Do this: Search the material below for the word "title". Copy every line that has it.
====== Given information
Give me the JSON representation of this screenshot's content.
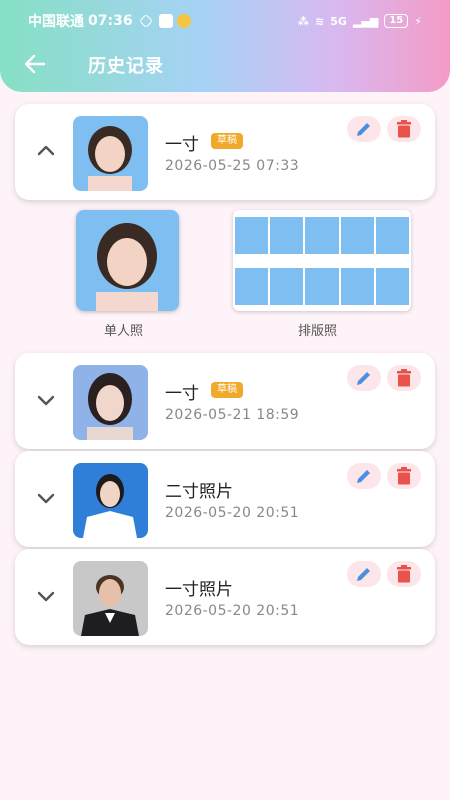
{
  "status": {
    "carrier": "中国联通",
    "time": "07:36",
    "network": "5G",
    "battery": "15"
  },
  "header": {
    "title": "历史记录"
  },
  "records": [
    {
      "name": "一寸",
      "badge": "草稿",
      "date": "2026-05-25 07:33",
      "expanded": true,
      "photo_bg": "#7fbef0"
    },
    {
      "name": "一寸",
      "badge": "草稿",
      "date": "2026-05-21 18:59",
      "expanded": false,
      "photo_bg": "#8fb2e8"
    },
    {
      "name": "二寸照片",
      "badge": "",
      "date": "2026-05-20 20:51",
      "expanded": false,
      "photo_bg": "#2f7fd8"
    },
    {
      "name": "一寸照片",
      "badge": "",
      "date": "2026-05-20 20:51",
      "expanded": false,
      "photo_bg": "#c8c8c8"
    }
  ],
  "expanded_panel": {
    "single_label": "单人照",
    "sheet_label": "排版照"
  },
  "colors": {
    "accent_red": "#e8524a",
    "edit_blue": "#4a8fe0",
    "badge": "#f0a92a"
  }
}
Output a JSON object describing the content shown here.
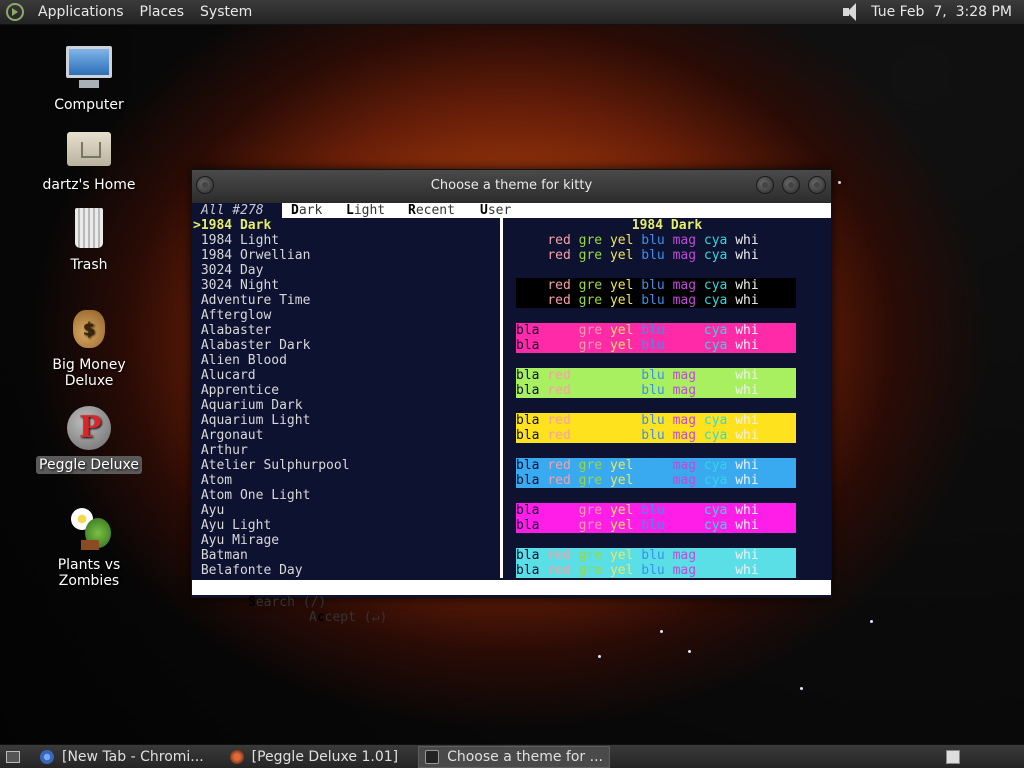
{
  "top_panel": {
    "menus": [
      "Applications",
      "Places",
      "System"
    ],
    "clock": "Tue Feb  7,  3:28 PM"
  },
  "desktop": {
    "icons": [
      {
        "label": "Computer",
        "icon": "computer-icon"
      },
      {
        "label": "dartz's Home",
        "icon": "home-folder-icon"
      },
      {
        "label": "Trash",
        "icon": "trash-icon"
      },
      {
        "label": "Big Money Deluxe",
        "icon": "money-bag-icon"
      },
      {
        "label": "Peggle Deluxe",
        "icon": "peggle-icon",
        "selected": true
      },
      {
        "label": "Plants vs Zombies",
        "icon": "plants-vs-zombies-icon"
      }
    ]
  },
  "window": {
    "title": "Choose a theme for kitty",
    "tabbar": {
      "all": "All #278",
      "tabs": [
        {
          "key": "D",
          "rest": "ark"
        },
        {
          "key": "L",
          "rest": "ight"
        },
        {
          "key": "R",
          "rest": "ecent"
        },
        {
          "key": "U",
          "rest": "ser"
        }
      ]
    },
    "cursor": ">",
    "themes": [
      "1984 Dark",
      "1984 Light",
      "1984 Orwellian",
      "3024 Day",
      "3024 Night",
      "Adventure Time",
      "Afterglow",
      "Alabaster",
      "Alabaster Dark",
      "Alien Blood",
      "Alucard",
      "Apprentice",
      "Aquarium Dark",
      "Aquarium Light",
      "Argonaut",
      "Arthur",
      "Atelier Sulphurpool",
      "Atom",
      "Atom One Light",
      "Ayu",
      "Ayu Light",
      "Ayu Mirage",
      "Batman",
      "Belafonte Day"
    ],
    "preview": {
      "title": "1984 Dark",
      "color_names": [
        "bla",
        "red",
        "gre",
        "yel",
        "blu",
        "mag",
        "cya",
        "whi"
      ],
      "groups": [
        {
          "bg": "#0d1230",
          "fg": [
            "#0d1230",
            "#f6a0a8",
            "#9ad83c",
            "#f0e65a",
            "#3a8ff0",
            "#c04ad8",
            "#30d8e0",
            "#f0f0f0"
          ]
        },
        {
          "bg": "#000000",
          "fg": [
            "#000000",
            "#f6a0a8",
            "#9ad83c",
            "#f0e65a",
            "#3a8ff0",
            "#c04ad8",
            "#30d8e0",
            "#f0f0f0"
          ]
        },
        {
          "bg": "#ff2aa8",
          "fg": [
            "#0d1230",
            "#ff2aa8",
            "#f6a0a8",
            "#f0e65a",
            "#3a8ff0",
            "#ff2aa8",
            "#30d8e0",
            "#f0f0f0"
          ]
        },
        {
          "bg": "#a8f060",
          "fg": [
            "#0d1230",
            "#f6a0a8",
            "#a8f060",
            "#a8f060",
            "#3a8ff0",
            "#c04ad8",
            "#a8f060",
            "#f0f0f0"
          ]
        },
        {
          "bg": "#ffe21e",
          "fg": [
            "#0d1230",
            "#f6a0a8",
            "#ffe21e",
            "#ffe21e",
            "#3a8ff0",
            "#c04ad8",
            "#30d8e0",
            "#f0f0f0"
          ]
        },
        {
          "bg": "#39a9f0",
          "fg": [
            "#0d1230",
            "#f6a0a8",
            "#9ad83c",
            "#f0e65a",
            "#39a9f0",
            "#c04ad8",
            "#30d8e0",
            "#f0f0f0"
          ]
        },
        {
          "bg": "#ff1ee8",
          "fg": [
            "#0d1230",
            "#ff1ee8",
            "#f6a0a8",
            "#f0e65a",
            "#3a8ff0",
            "#ff1ee8",
            "#30d8e0",
            "#f0f0f0"
          ]
        },
        {
          "bg": "#5adfe6",
          "fg": [
            "#0d1230",
            "#f6a0a8",
            "#9ad83c",
            "#f0e65a",
            "#3a8ff0",
            "#c04ad8",
            "#5adfe6",
            "#f0f0f0"
          ]
        }
      ]
    },
    "footer": {
      "search_key": "S",
      "search_rest": "earch (/)",
      "accept_pre": "A",
      "accept_key": "c",
      "accept_rest": "cept (↵)"
    }
  },
  "taskbar": {
    "tasks": [
      {
        "label": "[New Tab - Chromi...",
        "icon": "chromium-icon",
        "active": false
      },
      {
        "label": "[Peggle Deluxe 1.01]",
        "icon": "peggle-icon",
        "active": false
      },
      {
        "label": "Choose a theme for ...",
        "icon": "terminal-icon",
        "active": true
      }
    ]
  }
}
============
Result for this task:
    "title": "历史记录"
    "title": "Choose a theme for kitty",
      "title": "1984 Dark",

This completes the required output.